Record excerpts -
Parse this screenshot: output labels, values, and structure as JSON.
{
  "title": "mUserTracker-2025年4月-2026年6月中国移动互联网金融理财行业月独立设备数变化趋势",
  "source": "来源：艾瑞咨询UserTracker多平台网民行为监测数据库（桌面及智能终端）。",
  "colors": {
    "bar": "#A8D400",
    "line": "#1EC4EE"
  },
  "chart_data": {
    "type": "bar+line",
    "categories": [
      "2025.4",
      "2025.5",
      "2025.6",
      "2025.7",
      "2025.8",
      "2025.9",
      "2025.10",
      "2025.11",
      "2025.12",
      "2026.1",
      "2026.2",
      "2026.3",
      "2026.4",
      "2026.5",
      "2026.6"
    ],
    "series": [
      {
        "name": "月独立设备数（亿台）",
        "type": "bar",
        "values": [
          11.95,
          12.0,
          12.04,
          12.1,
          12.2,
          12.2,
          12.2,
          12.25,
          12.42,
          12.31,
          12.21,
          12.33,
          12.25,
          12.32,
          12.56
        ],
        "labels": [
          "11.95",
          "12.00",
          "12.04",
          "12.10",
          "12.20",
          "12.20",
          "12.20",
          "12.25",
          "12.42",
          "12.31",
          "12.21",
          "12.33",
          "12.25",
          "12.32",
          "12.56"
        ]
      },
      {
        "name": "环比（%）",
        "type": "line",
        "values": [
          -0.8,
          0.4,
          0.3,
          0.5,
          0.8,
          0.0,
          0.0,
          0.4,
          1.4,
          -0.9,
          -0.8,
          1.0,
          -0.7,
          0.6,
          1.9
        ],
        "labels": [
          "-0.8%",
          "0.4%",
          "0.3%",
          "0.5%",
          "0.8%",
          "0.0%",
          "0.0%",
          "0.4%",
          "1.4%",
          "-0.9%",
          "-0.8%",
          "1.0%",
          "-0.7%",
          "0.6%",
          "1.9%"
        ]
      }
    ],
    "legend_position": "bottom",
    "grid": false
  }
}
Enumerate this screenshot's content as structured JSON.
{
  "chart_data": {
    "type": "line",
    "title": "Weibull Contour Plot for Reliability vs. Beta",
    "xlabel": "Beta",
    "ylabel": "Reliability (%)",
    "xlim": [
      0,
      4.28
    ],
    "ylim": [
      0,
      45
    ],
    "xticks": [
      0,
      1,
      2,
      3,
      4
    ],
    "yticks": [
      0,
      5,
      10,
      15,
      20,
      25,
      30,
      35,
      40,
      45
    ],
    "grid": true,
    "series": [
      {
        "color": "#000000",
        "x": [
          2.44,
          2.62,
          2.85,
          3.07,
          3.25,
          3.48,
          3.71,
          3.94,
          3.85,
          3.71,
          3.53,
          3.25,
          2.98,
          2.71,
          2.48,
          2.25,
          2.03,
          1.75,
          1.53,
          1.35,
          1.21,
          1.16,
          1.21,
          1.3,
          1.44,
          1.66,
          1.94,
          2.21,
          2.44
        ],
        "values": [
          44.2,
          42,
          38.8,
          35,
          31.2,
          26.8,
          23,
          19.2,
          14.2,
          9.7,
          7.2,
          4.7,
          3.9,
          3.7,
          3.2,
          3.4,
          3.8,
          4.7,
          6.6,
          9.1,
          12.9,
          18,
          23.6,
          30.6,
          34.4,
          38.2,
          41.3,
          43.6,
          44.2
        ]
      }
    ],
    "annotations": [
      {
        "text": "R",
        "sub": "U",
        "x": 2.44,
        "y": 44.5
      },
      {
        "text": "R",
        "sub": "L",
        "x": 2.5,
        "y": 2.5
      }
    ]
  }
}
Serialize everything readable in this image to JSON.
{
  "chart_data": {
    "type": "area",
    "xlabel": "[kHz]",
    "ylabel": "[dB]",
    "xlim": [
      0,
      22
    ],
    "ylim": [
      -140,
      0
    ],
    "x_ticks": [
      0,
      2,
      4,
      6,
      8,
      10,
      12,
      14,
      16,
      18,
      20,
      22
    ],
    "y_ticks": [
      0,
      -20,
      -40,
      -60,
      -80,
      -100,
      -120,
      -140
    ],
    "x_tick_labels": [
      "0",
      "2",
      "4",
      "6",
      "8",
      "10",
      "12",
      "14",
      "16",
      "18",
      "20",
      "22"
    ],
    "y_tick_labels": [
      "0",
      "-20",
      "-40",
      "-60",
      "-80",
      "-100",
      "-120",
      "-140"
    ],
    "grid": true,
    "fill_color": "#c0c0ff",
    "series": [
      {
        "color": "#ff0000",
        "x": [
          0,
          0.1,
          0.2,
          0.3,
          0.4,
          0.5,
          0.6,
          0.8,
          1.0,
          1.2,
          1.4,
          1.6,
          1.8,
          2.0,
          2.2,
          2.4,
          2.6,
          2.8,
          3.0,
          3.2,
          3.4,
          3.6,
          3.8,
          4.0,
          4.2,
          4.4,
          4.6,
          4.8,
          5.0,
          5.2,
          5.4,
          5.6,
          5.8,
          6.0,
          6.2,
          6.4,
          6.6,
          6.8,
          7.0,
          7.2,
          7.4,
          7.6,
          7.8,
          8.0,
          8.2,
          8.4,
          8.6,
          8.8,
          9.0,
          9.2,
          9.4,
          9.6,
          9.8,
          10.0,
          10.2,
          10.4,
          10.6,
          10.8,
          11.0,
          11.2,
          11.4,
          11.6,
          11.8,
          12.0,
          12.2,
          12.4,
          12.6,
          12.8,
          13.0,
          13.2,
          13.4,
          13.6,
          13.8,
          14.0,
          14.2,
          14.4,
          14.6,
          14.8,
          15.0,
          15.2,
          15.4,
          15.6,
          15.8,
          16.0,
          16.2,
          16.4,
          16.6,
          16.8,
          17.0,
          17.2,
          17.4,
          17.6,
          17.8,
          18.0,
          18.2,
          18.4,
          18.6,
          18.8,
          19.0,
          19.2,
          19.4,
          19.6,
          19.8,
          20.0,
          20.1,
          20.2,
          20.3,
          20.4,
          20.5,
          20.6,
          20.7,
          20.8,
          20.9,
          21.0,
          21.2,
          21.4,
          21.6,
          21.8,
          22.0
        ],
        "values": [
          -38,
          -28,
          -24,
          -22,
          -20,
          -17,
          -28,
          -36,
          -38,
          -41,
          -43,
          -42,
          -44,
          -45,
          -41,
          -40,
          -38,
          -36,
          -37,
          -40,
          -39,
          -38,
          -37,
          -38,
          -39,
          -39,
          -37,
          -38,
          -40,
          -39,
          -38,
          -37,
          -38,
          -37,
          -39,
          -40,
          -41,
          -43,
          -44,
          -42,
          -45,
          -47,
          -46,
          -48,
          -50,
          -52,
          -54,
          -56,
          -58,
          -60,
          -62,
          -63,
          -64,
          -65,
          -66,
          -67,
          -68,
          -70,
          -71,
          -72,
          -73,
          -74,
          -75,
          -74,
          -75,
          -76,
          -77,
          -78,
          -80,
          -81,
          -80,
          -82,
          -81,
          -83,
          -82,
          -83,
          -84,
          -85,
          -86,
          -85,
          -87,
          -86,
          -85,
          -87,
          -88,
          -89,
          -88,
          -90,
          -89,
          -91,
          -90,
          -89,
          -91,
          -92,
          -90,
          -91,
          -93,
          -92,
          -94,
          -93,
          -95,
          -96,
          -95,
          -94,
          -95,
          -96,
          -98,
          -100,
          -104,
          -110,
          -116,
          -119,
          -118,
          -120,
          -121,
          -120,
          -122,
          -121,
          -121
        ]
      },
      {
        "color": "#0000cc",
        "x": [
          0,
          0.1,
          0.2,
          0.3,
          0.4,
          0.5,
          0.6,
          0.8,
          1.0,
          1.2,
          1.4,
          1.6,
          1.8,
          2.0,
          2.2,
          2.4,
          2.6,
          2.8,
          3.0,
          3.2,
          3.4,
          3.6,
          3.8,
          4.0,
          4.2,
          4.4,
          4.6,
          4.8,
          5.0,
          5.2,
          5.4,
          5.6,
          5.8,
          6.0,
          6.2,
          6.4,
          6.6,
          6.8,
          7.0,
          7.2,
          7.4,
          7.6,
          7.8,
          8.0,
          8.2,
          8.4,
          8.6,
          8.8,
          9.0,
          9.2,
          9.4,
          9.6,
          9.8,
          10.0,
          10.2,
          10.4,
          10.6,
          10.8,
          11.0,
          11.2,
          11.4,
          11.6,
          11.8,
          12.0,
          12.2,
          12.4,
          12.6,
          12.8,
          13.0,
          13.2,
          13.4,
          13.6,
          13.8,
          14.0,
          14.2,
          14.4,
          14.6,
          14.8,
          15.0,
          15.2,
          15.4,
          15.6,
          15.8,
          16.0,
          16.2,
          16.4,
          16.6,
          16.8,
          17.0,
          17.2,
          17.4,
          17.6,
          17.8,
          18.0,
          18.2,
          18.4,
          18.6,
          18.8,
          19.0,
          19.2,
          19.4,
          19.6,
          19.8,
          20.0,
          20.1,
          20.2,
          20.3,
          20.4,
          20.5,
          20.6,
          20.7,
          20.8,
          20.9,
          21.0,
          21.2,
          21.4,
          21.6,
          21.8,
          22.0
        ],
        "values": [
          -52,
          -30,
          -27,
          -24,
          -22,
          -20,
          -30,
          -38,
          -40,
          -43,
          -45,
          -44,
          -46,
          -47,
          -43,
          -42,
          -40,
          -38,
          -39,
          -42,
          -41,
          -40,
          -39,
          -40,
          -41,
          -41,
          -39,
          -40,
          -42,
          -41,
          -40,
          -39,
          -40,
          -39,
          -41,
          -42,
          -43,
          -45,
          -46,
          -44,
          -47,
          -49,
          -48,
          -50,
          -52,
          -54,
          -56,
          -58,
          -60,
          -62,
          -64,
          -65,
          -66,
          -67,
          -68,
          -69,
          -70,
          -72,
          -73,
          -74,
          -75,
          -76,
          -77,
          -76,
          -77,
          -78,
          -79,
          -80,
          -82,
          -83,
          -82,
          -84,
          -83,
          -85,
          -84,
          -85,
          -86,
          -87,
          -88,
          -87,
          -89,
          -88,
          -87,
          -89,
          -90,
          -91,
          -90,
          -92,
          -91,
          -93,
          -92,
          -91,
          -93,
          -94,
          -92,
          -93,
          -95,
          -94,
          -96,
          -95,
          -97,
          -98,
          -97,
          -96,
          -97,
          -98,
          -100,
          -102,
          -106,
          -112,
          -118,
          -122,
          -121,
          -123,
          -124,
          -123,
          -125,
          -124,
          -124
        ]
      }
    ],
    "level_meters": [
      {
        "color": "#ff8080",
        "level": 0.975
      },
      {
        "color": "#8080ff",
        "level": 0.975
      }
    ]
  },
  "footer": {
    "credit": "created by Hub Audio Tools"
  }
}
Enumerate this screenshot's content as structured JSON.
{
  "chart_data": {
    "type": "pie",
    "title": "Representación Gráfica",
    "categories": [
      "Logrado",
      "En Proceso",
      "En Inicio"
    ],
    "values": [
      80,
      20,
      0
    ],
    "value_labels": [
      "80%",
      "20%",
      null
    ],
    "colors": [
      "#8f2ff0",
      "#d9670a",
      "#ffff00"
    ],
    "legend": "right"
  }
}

Instructions for the task - Choose all lines containing the string "JSON" and copy them out.

Response to the exercise -
Parse this screenshot: output labels, values, and structure as JSON.
Enumerate this screenshot's content as structured JSON.
Serialize everything readable in this image to JSON.
Enumerate this screenshot's content as structured JSON.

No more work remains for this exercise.